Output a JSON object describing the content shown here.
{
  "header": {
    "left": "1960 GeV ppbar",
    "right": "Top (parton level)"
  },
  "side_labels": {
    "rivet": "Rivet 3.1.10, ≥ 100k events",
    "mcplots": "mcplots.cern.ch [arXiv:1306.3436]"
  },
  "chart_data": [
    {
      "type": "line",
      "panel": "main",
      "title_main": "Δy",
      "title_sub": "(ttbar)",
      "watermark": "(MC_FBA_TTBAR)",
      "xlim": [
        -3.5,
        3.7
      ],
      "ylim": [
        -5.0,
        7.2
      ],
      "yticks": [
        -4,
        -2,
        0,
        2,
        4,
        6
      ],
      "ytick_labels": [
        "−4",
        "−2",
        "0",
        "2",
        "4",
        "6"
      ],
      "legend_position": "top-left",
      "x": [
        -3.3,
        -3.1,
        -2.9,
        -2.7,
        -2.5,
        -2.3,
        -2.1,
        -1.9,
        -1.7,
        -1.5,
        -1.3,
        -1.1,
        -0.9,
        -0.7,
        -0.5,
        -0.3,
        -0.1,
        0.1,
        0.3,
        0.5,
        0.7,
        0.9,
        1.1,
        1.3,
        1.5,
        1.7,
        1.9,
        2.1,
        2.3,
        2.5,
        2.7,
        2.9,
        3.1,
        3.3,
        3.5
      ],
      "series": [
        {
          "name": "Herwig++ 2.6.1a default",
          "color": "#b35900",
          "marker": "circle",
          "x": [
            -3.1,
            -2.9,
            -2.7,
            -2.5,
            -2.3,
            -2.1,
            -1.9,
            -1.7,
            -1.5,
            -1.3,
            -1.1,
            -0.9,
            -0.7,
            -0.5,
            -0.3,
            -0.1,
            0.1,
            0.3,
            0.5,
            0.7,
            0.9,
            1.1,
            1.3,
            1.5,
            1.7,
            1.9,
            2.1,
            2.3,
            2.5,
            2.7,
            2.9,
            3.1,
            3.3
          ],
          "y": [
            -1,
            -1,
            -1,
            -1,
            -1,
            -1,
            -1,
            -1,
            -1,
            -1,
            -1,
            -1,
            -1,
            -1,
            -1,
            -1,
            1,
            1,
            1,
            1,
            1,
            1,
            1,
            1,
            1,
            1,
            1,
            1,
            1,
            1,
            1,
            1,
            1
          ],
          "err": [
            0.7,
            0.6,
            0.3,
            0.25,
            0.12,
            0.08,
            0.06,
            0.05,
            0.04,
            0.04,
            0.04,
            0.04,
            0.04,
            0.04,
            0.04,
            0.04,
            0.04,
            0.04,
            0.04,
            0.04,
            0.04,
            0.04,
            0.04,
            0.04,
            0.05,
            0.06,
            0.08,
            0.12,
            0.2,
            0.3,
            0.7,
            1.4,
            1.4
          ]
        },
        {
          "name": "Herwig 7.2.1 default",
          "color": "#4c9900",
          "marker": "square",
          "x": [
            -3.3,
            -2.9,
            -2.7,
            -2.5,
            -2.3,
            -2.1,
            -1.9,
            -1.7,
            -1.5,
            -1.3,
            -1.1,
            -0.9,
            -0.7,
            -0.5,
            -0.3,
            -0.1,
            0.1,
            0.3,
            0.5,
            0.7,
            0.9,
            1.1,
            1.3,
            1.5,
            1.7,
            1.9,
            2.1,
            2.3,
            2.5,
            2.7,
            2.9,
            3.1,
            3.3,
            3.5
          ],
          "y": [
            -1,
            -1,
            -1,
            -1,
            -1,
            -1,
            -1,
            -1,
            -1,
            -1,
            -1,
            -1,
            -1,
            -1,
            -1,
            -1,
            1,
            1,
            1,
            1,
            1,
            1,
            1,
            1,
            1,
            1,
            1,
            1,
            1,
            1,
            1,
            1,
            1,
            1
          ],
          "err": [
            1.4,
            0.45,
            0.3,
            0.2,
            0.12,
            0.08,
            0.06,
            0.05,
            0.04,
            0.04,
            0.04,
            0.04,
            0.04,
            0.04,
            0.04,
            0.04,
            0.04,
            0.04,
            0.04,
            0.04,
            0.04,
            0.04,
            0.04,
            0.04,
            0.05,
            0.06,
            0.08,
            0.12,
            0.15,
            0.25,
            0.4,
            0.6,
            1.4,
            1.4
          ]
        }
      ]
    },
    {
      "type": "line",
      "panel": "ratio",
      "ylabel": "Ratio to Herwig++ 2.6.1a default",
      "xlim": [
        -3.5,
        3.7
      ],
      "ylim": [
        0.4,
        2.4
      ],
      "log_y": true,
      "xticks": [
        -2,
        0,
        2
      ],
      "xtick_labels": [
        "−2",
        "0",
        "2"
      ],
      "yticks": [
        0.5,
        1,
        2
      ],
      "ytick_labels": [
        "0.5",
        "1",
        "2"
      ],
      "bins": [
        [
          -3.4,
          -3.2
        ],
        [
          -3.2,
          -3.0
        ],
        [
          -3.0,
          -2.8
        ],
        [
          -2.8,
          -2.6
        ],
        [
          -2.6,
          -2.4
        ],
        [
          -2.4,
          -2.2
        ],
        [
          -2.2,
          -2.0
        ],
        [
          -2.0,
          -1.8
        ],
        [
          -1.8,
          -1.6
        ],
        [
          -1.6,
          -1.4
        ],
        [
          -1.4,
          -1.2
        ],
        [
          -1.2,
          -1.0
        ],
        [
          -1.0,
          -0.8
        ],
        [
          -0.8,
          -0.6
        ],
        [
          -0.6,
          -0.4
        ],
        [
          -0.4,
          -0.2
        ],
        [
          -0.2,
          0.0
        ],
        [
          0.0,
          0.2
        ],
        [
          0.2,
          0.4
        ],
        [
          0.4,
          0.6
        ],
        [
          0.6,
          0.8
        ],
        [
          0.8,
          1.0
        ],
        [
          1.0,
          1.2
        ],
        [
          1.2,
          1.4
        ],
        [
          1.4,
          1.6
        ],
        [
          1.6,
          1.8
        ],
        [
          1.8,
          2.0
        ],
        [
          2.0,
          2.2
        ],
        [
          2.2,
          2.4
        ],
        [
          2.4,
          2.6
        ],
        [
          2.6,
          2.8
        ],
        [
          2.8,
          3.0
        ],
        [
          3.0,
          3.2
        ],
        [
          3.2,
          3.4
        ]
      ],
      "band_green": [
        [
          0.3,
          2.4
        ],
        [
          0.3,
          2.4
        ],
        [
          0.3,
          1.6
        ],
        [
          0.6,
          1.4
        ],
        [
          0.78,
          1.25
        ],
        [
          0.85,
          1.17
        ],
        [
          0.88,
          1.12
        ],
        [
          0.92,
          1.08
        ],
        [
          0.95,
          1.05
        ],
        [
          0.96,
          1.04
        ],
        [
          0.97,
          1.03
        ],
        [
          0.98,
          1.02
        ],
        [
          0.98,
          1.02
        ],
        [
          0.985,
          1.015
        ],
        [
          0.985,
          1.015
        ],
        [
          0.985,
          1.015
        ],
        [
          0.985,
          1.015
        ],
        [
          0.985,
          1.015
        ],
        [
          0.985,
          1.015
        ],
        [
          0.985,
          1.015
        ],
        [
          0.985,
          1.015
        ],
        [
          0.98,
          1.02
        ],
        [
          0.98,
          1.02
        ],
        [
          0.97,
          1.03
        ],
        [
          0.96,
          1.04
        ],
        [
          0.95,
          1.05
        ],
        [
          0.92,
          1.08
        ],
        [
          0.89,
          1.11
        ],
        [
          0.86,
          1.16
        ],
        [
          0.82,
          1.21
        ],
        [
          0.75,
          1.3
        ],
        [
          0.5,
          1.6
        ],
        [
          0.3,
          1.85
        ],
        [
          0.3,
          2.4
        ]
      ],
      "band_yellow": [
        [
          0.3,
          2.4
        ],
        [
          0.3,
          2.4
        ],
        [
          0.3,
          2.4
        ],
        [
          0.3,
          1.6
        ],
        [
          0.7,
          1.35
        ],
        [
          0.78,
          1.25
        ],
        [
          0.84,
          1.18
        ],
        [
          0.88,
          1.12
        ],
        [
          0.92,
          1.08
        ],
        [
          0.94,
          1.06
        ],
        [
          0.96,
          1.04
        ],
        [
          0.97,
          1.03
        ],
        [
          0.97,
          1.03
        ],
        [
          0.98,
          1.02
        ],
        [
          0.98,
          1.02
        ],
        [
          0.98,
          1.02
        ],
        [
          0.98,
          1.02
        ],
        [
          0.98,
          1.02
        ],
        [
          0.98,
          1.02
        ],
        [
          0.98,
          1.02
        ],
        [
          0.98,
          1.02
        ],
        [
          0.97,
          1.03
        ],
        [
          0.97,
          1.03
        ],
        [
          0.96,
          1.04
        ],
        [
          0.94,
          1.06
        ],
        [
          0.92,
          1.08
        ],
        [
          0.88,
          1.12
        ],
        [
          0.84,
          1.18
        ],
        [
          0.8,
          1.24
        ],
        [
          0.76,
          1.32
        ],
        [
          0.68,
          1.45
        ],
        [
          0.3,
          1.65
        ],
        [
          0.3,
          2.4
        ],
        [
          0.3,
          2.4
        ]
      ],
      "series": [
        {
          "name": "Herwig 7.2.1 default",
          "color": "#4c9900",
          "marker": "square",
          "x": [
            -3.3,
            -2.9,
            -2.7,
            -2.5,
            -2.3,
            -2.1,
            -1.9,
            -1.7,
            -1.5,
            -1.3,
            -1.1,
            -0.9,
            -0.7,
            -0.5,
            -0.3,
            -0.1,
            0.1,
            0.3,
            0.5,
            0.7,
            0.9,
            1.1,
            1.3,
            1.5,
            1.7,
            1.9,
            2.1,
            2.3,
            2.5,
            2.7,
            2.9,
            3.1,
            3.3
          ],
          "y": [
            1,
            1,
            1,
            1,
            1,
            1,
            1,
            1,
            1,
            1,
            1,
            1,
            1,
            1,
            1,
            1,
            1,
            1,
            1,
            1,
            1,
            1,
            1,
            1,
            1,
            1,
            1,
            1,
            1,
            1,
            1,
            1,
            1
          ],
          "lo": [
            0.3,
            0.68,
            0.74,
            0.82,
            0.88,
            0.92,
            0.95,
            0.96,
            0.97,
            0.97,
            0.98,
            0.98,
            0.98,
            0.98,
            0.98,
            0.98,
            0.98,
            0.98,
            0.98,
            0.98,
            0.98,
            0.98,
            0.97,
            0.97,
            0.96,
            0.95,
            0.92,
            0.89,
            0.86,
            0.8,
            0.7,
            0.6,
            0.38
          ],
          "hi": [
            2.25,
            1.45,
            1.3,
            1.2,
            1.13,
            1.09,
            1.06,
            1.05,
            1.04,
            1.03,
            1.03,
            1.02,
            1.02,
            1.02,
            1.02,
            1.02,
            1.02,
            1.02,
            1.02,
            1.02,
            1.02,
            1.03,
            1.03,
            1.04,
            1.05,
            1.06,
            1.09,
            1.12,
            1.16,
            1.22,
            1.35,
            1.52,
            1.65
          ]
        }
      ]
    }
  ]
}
++++++++
Objective:
Give only the count of lines in the data that include the string "default".

Correct result:
4